Repeat the records below exactly.

-------

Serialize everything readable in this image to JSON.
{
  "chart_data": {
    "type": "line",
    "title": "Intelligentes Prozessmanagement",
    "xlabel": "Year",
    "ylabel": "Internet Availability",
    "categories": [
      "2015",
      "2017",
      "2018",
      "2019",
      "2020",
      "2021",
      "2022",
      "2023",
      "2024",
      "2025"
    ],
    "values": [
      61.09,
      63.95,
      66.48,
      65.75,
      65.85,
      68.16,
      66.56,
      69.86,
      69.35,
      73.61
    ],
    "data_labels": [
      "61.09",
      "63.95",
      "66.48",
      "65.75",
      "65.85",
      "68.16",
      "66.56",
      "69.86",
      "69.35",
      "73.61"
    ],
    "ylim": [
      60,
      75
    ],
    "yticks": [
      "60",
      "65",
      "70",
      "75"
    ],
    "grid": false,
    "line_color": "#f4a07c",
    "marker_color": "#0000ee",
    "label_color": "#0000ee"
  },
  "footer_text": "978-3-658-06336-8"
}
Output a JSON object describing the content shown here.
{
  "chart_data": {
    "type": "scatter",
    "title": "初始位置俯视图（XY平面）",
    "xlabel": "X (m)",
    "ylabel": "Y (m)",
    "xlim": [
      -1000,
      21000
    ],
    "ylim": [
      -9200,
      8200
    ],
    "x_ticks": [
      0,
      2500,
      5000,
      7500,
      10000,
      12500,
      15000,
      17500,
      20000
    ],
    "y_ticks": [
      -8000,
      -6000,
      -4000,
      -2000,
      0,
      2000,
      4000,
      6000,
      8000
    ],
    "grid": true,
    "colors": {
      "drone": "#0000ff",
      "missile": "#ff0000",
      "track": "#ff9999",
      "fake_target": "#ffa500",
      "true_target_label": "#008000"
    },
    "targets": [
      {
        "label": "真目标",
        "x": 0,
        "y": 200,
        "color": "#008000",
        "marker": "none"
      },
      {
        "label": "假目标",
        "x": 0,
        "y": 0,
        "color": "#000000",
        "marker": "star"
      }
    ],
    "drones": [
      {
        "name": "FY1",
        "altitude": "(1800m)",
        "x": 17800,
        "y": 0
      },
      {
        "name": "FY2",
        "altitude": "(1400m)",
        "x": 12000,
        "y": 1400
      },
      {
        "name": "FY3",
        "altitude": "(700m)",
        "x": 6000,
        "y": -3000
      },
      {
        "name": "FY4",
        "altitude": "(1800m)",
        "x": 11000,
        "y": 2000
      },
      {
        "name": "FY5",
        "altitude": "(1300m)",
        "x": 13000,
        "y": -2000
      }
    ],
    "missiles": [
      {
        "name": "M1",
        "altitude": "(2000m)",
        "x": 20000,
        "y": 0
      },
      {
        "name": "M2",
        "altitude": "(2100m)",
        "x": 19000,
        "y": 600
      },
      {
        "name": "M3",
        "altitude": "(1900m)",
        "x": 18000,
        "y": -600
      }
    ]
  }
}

-------

Problem solution
Serialize everything readable in this image to JSON.
{
  "chart_data": {
    "type": "line",
    "title": "Intelligentes Prozessmanagement",
    "xlabel": "Year",
    "ylabel": "Internet Availability",
    "categories": [
      "2015",
      "2017",
      "2018",
      "2019",
      "2020",
      "2021",
      "2022",
      "2023",
      "2024",
      "2025"
    ],
    "values": [
      61.09,
      63.95,
      66.48,
      65.75,
      65.85,
      68.16,
      66.56,
      69.86,
      69.35,
      73.61
    ],
    "data_labels": [
      "61.09",
      "63.95",
      "66.48",
      "65.75",
      "65.85",
      "68.16",
      "66.56",
      "69.86",
      "69.35",
      "73.61"
    ],
    "ylim": [
      60,
      75
    ],
    "yticks": [
      "60",
      "65",
      "70",
      "75"
    ],
    "grid": false,
    "line_color": "#f4a07c",
    "marker_color": "#0000ee",
    "label_color": "#0000ee"
  },
  "footer_text": "978-3-658-06336-8"
}
Output a JSON object describing the content shown here.
{
  "chart_data": {
    "type": "scatter",
    "title": "初始位置俯视图（XY平面）",
    "xlabel": "X (m)",
    "ylabel": "Y (m)",
    "xlim": [
      -1000,
      21000
    ],
    "ylim": [
      -9200,
      8200
    ],
    "x_ticks": [
      0,
      2500,
      5000,
      7500,
      10000,
      12500,
      15000,
      17500,
      20000
    ],
    "y_ticks": [
      -8000,
      -6000,
      -4000,
      -2000,
      0,
      2000,
      4000,
      6000,
      8000
    ],
    "grid": true,
    "colors": {
      "drone": "#0000ff",
      "missile": "#ff0000",
      "track": "#ff9999",
      "fake_target": "#ffa500",
      "true_target_label": "#008000"
    },
    "targets": [
      {
        "label": "真目标",
        "x": 0,
        "y": 200,
        "color": "#008000",
        "marker": "none"
      },
      {
        "label": "假目标",
        "x": 0,
        "y": 0,
        "color": "#000000",
        "marker": "star"
      }
    ],
    "drones": [
      {
        "name": "FY1",
        "altitude": "(1800m)",
        "x": 17800,
        "y": 0
      },
      {
        "name": "FY2",
        "altitude": "(1400m)",
        "x": 12000,
        "y": 1400
      },
      {
        "name": "FY3",
        "altitude": "(700m)",
        "x": 6000,
        "y": -3000
      },
      {
        "name": "FY4",
        "altitude": "(1800m)",
        "x": 11000,
        "y": 2000
      },
      {
        "name": "FY5",
        "altitude": "(1300m)",
        "x": 13000,
        "y": -2000
      }
    ],
    "missiles": [
      {
        "name": "M1",
        "altitude": "(2000m)",
        "x": 20000,
        "y": 0
      },
      {
        "name": "M2",
        "altitude": "(2100m)",
        "x": 19000,
        "y": 600
      },
      {
        "name": "M3",
        "altitude": "(1900m)",
        "x": 18000,
        "y": -600
      }
    ]
  }
}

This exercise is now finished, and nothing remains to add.